## Problem statement
Rewrite the lines from the one containing "subtitle-g-text: = 0.49, xyxy=(431,16,515,42)" through the one containing "hat-icon xyxy=(563,454,577,464)", both included, replacing every "data-point" with "scatter-point". Return only those lines, with everything else left as it is.

--- BEGIN Provided material ---

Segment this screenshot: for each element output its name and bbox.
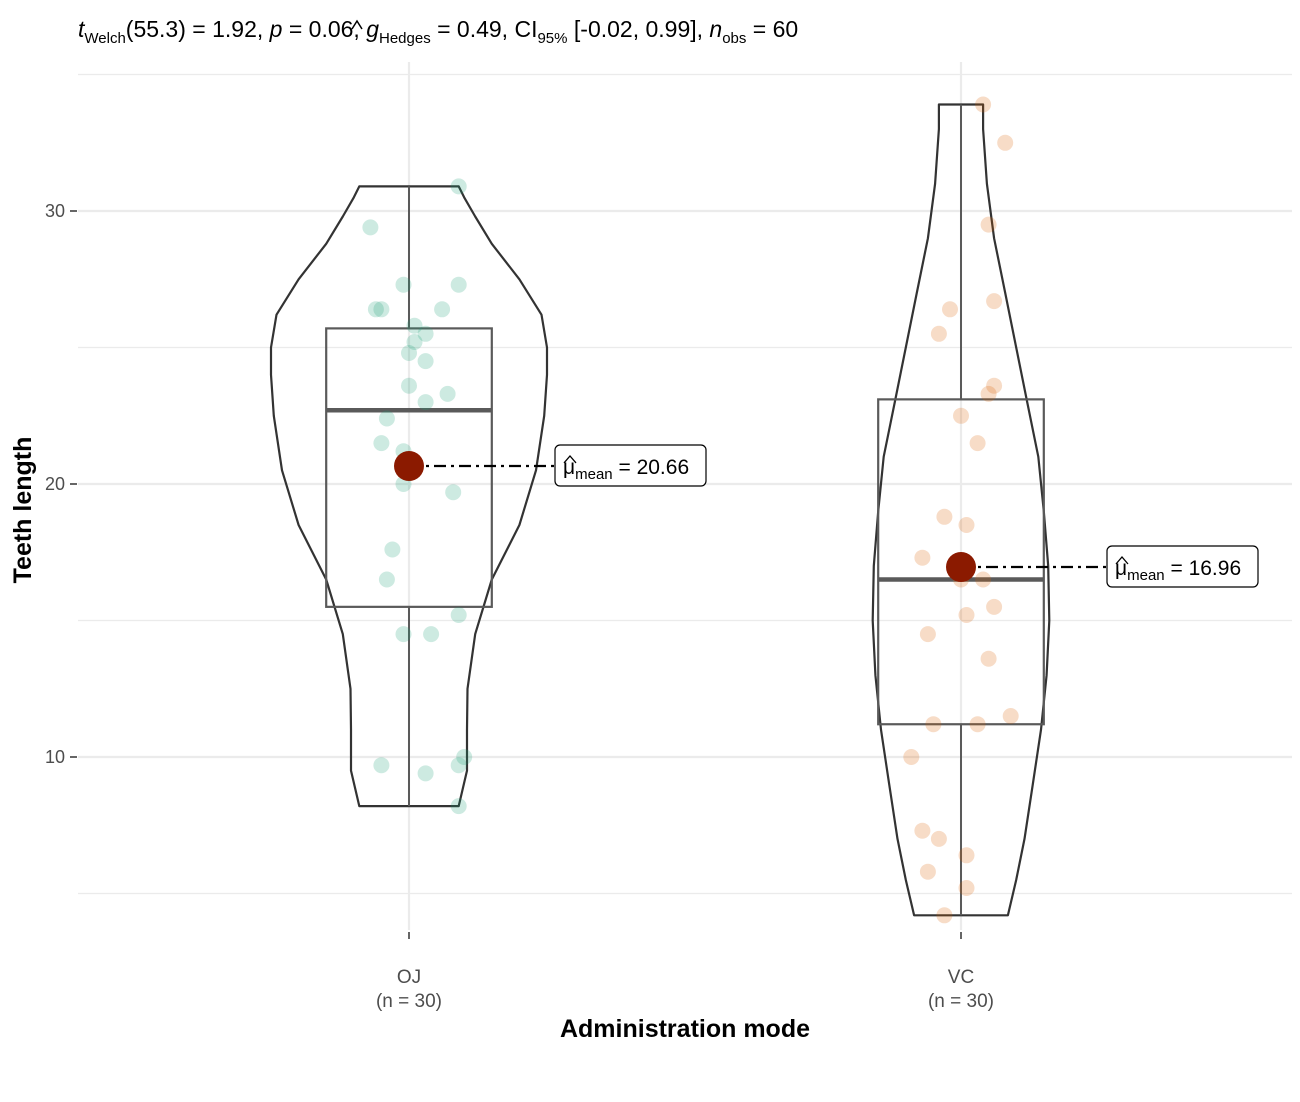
subtitle-g-text: = 0.49, xyxy=(431,16,515,42)
data-point xyxy=(384,541,401,558)
x-tick-label: OJ xyxy=(397,967,421,988)
data-point xyxy=(969,435,986,452)
data-point xyxy=(942,301,958,318)
subtitle-ci-subscript: 95% xyxy=(537,30,567,47)
y-tick-label: 10 xyxy=(45,747,65,767)
data-point xyxy=(417,325,434,342)
data-point xyxy=(930,325,947,342)
data-point xyxy=(958,607,975,623)
data-point xyxy=(395,276,412,293)
data-point xyxy=(969,716,986,733)
y-axis-title: Teeth length xyxy=(9,437,37,584)
subtitle-n-text: = 60 xyxy=(746,16,798,42)
violin-oj xyxy=(269,185,549,808)
data-point xyxy=(378,410,395,427)
data-point xyxy=(445,484,462,501)
data-point xyxy=(417,394,434,411)
data-point xyxy=(958,880,975,896)
data-point xyxy=(986,598,1003,615)
data-point xyxy=(986,293,1003,310)
hat-icon xyxy=(563,454,577,464)
mean-label-box xyxy=(1106,545,1259,588)
data-point xyxy=(986,377,1003,394)
data-point xyxy=(1002,708,1019,724)
mean-label: μmean = 20.66 xyxy=(563,456,689,483)
data-point xyxy=(362,219,379,236)
axes: 10 20 30 OJ (n = 30) VC (n = 30) xyxy=(45,201,994,1012)
grid xyxy=(78,62,1292,930)
data-point xyxy=(958,517,975,533)
data-point xyxy=(936,508,953,525)
data-point xyxy=(450,798,467,815)
data-point xyxy=(930,830,947,847)
data-point xyxy=(997,134,1014,151)
x-tick-count-label: (n = 30) xyxy=(376,991,442,1012)
data-point xyxy=(373,757,390,774)
subtitle-n-subscript: obs xyxy=(722,30,746,47)
data-point xyxy=(378,571,395,588)
data-point xyxy=(914,549,931,566)
data-point xyxy=(903,749,920,765)
y-tick-label: 20 xyxy=(45,474,65,494)
data-point xyxy=(980,650,997,667)
data-point xyxy=(434,301,451,318)
subtitle-g-symbol: g xyxy=(366,16,379,42)
subtitle-p-symbol: p xyxy=(269,16,283,42)
data-point xyxy=(417,765,434,782)
data-point xyxy=(373,301,390,318)
data-point xyxy=(423,626,440,643)
data-point xyxy=(450,607,467,623)
subtitle-ci-symbol: CI xyxy=(514,16,537,42)
data-point xyxy=(450,276,467,293)
mean-point xyxy=(394,450,424,481)
subtitle-t-symbol: t xyxy=(78,16,86,42)
boxes xyxy=(325,104,1045,916)
data-point xyxy=(450,178,467,195)
data-point xyxy=(975,96,992,113)
data-point xyxy=(919,863,936,880)
data-point xyxy=(417,353,434,370)
data-point xyxy=(395,626,412,643)
data-point xyxy=(975,571,992,588)
x-tick-count-label: (n = 30) xyxy=(928,991,994,1012)
subtitle-n-symbol: n xyxy=(709,16,722,42)
data-point xyxy=(401,345,417,361)
data-point xyxy=(456,749,473,765)
data-point xyxy=(914,822,931,839)
data-point xyxy=(373,435,390,452)
means: μmean = 20.66 μmean = 16.96 xyxy=(394,444,1259,588)
data-point xyxy=(958,847,975,864)
mean-point xyxy=(946,551,976,582)
box-oj xyxy=(325,327,493,608)
data-point xyxy=(919,626,936,643)
data-point xyxy=(406,334,423,350)
chart-subtitle: tWelch(55.3) = 1.92, p = 0.06, gHedges =… xyxy=(78,16,798,47)
subtitle-ci-text: [-0.02, 0.99], xyxy=(568,16,710,42)
data-point xyxy=(450,757,467,774)
mean-label: μmean = 16.96 xyxy=(1115,557,1241,584)
data-point xyxy=(367,301,384,318)
x-axis-title: Administration mode xyxy=(560,1015,810,1043)
subtitle-p-text: = 0.06, xyxy=(282,16,366,42)
x-tick-label: VC xyxy=(948,967,974,988)
box-vc xyxy=(877,398,1045,726)
data-point xyxy=(980,216,997,233)
data-point xyxy=(980,385,997,402)
data-point xyxy=(439,385,456,402)
data-point xyxy=(925,716,942,733)
data-point xyxy=(401,377,417,394)
points xyxy=(362,96,1019,924)
mean-label-box xyxy=(554,444,707,487)
data-point xyxy=(953,407,969,424)
hat-icon xyxy=(1115,555,1129,565)
subtitle-g-subscript: Hedges xyxy=(379,30,431,47)
data-point xyxy=(406,317,423,334)
hat-icon xyxy=(351,19,363,30)
y-tick-label: 30 xyxy=(45,201,65,221)
violins xyxy=(269,103,1051,917)
subtitle-t-text: (55.3) = 1.92, xyxy=(126,16,270,42)
subtitle-t-subscript: Welch xyxy=(84,30,125,47)
data-point xyxy=(936,907,953,924)
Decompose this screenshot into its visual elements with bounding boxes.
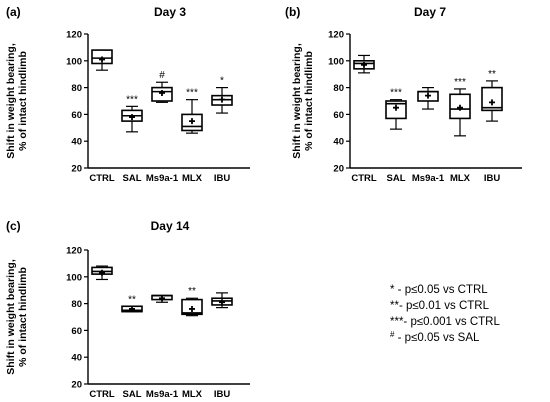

--- END Provided material ---

## Exercise answer
subtitle-g-text: = 0.49, xyxy=(431,16,515,42)
scatter-point xyxy=(384,541,401,558)
x-tick-label: OJ xyxy=(397,967,421,988)
scatter-point xyxy=(969,435,986,452)
scatter-point xyxy=(942,301,958,318)
subtitle-ci-subscript: 95% xyxy=(537,30,567,47)
y-tick-label: 10 xyxy=(45,747,65,767)
scatter-point xyxy=(417,325,434,342)
scatter-point xyxy=(930,325,947,342)
scatter-point xyxy=(958,607,975,623)
scatter-point xyxy=(395,276,412,293)
scatter-point xyxy=(969,716,986,733)
y-axis-title: Teeth length xyxy=(9,437,37,584)
subtitle-n-text: = 60 xyxy=(746,16,798,42)
violin-oj xyxy=(269,185,549,808)
scatter-point xyxy=(378,410,395,427)
scatter-point xyxy=(445,484,462,501)
scatter-point xyxy=(417,394,434,411)
scatter-point xyxy=(958,880,975,896)
scatter-point xyxy=(986,598,1003,615)
scatter-point xyxy=(986,293,1003,310)
hat-icon xyxy=(563,454,577,464)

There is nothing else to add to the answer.